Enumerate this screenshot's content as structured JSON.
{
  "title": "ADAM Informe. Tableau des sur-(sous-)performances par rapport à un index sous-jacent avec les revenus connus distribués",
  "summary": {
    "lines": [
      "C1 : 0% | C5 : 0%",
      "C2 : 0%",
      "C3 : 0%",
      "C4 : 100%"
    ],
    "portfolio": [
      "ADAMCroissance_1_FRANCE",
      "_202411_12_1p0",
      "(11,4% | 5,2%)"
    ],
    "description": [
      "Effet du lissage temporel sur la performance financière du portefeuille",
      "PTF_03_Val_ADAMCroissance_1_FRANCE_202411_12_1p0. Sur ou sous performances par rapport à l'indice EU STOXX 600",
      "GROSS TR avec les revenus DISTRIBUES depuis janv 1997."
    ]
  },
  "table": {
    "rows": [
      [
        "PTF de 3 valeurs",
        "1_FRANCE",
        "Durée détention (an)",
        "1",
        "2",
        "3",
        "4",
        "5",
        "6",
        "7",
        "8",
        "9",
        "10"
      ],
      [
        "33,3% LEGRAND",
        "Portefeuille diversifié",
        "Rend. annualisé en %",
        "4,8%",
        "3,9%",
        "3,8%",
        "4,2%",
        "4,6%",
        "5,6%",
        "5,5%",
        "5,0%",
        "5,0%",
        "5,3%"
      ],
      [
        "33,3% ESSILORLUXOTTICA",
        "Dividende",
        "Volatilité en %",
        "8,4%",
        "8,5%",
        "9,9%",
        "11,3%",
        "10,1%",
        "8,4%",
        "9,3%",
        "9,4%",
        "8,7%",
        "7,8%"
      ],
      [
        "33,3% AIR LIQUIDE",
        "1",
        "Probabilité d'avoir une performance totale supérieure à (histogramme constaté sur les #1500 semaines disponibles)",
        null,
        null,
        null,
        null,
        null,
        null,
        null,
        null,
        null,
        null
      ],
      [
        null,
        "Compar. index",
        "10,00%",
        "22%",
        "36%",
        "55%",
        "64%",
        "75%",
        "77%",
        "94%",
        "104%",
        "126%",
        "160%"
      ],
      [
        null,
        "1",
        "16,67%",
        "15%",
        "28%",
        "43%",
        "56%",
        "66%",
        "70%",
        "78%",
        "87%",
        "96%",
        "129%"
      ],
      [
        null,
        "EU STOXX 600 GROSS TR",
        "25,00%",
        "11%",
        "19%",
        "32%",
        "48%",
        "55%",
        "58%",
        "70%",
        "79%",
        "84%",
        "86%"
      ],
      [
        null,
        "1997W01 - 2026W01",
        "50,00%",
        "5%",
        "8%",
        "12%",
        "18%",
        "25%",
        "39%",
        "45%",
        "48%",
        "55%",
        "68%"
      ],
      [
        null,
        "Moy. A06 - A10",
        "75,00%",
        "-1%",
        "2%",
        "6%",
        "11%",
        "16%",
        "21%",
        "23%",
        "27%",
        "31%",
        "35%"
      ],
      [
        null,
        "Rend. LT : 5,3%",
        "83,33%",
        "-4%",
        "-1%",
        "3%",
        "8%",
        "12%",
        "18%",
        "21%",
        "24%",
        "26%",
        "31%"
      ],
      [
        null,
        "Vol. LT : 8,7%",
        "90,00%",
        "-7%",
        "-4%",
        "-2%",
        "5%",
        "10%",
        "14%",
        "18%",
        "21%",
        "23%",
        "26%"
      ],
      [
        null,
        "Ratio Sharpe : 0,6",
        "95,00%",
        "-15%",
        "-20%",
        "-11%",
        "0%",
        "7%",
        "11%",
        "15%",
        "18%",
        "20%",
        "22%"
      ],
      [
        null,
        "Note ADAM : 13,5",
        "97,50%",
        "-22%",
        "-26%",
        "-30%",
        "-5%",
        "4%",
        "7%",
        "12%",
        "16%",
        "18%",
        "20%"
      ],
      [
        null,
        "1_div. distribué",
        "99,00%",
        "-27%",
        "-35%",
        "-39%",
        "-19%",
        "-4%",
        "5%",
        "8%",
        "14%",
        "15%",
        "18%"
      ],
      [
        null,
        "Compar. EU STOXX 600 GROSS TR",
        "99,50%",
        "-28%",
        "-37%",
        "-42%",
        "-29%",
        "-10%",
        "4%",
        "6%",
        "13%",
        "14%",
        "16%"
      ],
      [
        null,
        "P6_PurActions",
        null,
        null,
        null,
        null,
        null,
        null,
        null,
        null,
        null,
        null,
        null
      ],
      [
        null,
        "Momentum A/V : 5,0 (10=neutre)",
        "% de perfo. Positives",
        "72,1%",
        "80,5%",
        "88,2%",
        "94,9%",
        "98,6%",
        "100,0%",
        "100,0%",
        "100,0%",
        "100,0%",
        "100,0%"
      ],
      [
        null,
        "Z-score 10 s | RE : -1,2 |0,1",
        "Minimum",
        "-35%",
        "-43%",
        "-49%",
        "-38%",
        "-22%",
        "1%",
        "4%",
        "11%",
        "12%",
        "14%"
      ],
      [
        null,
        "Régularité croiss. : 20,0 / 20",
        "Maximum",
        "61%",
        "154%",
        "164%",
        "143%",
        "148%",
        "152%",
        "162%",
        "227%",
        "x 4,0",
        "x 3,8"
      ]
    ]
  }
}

........

#### What you will do
Copy every record exactly as presented.

#### Exercise solution
Enumerate this screenshot's content as structured JSON.
{
  "title": "ADAM Informe. Tableau des sur-(sous-)performances par rapport à un index sous-jacent avec les revenus connus distribués",
  "summary": {
    "lines": [
      "C1 : 0% | C5 : 0%",
      "C2 : 0%",
      "C3 : 0%",
      "C4 : 100%"
    ],
    "portfolio": [
      "ADAMCroissance_1_FRANCE",
      "_202411_12_1p0",
      "(11,4% | 5,2%)"
    ],
    "description": [
      "Effet du lissage temporel sur la performance financière du portefeuille",
      "PTF_03_Val_ADAMCroissance_1_FRANCE_202411_12_1p0. Sur ou sous performances par rapport à l'indice EU STOXX 600",
      "GROSS TR avec les revenus DISTRIBUES depuis janv 1997."
    ]
  },
  "table": {
    "rows": [
      [
        "PTF de 3 valeurs",
        "1_FRANCE",
        "Durée détention (an)",
        "1",
        "2",
        "3",
        "4",
        "5",
        "6",
        "7",
        "8",
        "9",
        "10"
      ],
      [
        "33,3% LEGRAND",
        "Portefeuille diversifié",
        "Rend. annualisé en %",
        "4,8%",
        "3,9%",
        "3,8%",
        "4,2%",
        "4,6%",
        "5,6%",
        "5,5%",
        "5,0%",
        "5,0%",
        "5,3%"
      ],
      [
        "33,3% ESSILORLUXOTTICA",
        "Dividende",
        "Volatilité en %",
        "8,4%",
        "8,5%",
        "9,9%",
        "11,3%",
        "10,1%",
        "8,4%",
        "9,3%",
        "9,4%",
        "8,7%",
        "7,8%"
      ],
      [
        "33,3% AIR LIQUIDE",
        "1",
        "Probabilité d'avoir une performance totale supérieure à (histogramme constaté sur les #1500 semaines disponibles)",
        null,
        null,
        null,
        null,
        null,
        null,
        null,
        null,
        null,
        null
      ],
      [
        null,
        "Compar. index",
        "10,00%",
        "22%",
        "36%",
        "55%",
        "64%",
        "75%",
        "77%",
        "94%",
        "104%",
        "126%",
        "160%"
      ],
      [
        null,
        "1",
        "16,67%",
        "15%",
        "28%",
        "43%",
        "56%",
        "66%",
        "70%",
        "78%",
        "87%",
        "96%",
        "129%"
      ],
      [
        null,
        "EU STOXX 600 GROSS TR",
        "25,00%",
        "11%",
        "19%",
        "32%",
        "48%",
        "55%",
        "58%",
        "70%",
        "79%",
        "84%",
        "86%"
      ],
      [
        null,
        "1997W01 - 2026W01",
        "50,00%",
        "5%",
        "8%",
        "12%",
        "18%",
        "25%",
        "39%",
        "45%",
        "48%",
        "55%",
        "68%"
      ],
      [
        null,
        "Moy. A06 - A10",
        "75,00%",
        "-1%",
        "2%",
        "6%",
        "11%",
        "16%",
        "21%",
        "23%",
        "27%",
        "31%",
        "35%"
      ],
      [
        null,
        "Rend. LT : 5,3%",
        "83,33%",
        "-4%",
        "-1%",
        "3%",
        "8%",
        "12%",
        "18%",
        "21%",
        "24%",
        "26%",
        "31%"
      ],
      [
        null,
        "Vol. LT : 8,7%",
        "90,00%",
        "-7%",
        "-4%",
        "-2%",
        "5%",
        "10%",
        "14%",
        "18%",
        "21%",
        "23%",
        "26%"
      ],
      [
        null,
        "Ratio Sharpe : 0,6",
        "95,00%",
        "-15%",
        "-20%",
        "-11%",
        "0%",
        "7%",
        "11%",
        "15%",
        "18%",
        "20%",
        "22%"
      ],
      [
        null,
        "Note ADAM : 13,5",
        "97,50%",
        "-22%",
        "-26%",
        "-30%",
        "-5%",
        "4%",
        "7%",
        "12%",
        "16%",
        "18%",
        "20%"
      ],
      [
        null,
        "1_div. distribué",
        "99,00%",
        "-27%",
        "-35%",
        "-39%",
        "-19%",
        "-4%",
        "5%",
        "8%",
        "14%",
        "15%",
        "18%"
      ],
      [
        null,
        "Compar. EU STOXX 600 GROSS TR",
        "99,50%",
        "-28%",
        "-37%",
        "-42%",
        "-29%",
        "-10%",
        "4%",
        "6%",
        "13%",
        "14%",
        "16%"
      ],
      [
        null,
        "P6_PurActions",
        null,
        null,
        null,
        null,
        null,
        null,
        null,
        null,
        null,
        null,
        null
      ],
      [
        null,
        "Momentum A/V : 5,0 (10=neutre)",
        "% de perfo. Positives",
        "72,1%",
        "80,5%",
        "88,2%",
        "94,9%",
        "98,6%",
        "100,0%",
        "100,0%",
        "100,0%",
        "100,0%",
        "100,0%"
      ],
      [
        null,
        "Z-score 10 s | RE : -1,2 |0,1",
        "Minimum",
        "-35%",
        "-43%",
        "-49%",
        "-38%",
        "-22%",
        "1%",
        "4%",
        "11%",
        "12%",
        "14%"
      ],
      [
        null,
        "Régularité croiss. : 20,0 / 20",
        "Maximum",
        "61%",
        "154%",
        "164%",
        "143%",
        "148%",
        "152%",
        "162%",
        "227%",
        "x 4,0",
        "x 3,8"
      ]
    ]
  }
}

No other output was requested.